- [What is required]: Only the number is needed: how many lines of the records include "Page"?

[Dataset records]
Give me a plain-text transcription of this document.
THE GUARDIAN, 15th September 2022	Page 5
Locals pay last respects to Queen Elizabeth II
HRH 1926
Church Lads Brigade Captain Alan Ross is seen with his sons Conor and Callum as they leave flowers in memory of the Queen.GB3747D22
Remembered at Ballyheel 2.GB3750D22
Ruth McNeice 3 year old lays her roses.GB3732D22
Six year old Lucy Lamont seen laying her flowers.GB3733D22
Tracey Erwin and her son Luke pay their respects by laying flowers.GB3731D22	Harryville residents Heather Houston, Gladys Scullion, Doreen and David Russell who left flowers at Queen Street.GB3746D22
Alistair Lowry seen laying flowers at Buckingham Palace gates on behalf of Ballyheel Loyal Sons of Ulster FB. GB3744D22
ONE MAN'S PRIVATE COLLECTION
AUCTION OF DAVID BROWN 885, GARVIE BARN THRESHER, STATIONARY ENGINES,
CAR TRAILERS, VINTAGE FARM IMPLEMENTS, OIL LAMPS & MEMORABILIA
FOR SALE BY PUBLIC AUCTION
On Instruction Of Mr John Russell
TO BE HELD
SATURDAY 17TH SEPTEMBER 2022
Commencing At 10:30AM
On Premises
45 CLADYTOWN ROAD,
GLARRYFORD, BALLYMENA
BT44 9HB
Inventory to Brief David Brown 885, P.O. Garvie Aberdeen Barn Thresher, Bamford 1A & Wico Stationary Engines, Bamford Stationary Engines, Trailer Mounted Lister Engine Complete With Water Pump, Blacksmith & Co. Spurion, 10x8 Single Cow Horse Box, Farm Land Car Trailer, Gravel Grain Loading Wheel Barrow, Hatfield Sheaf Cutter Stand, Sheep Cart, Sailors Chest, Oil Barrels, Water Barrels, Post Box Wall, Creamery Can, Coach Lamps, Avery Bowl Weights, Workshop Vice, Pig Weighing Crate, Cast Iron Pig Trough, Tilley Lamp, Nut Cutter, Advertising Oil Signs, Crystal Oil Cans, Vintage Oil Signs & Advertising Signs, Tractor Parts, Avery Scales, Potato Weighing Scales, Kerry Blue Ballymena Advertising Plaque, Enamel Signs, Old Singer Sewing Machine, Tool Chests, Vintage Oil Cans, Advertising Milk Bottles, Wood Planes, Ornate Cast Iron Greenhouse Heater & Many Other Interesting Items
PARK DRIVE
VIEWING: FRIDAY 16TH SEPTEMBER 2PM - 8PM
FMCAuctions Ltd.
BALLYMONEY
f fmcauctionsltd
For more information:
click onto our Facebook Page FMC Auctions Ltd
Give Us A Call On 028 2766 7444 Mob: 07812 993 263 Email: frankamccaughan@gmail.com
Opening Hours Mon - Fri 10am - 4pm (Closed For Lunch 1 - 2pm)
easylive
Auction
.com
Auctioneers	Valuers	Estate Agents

- [Solved problem]: 2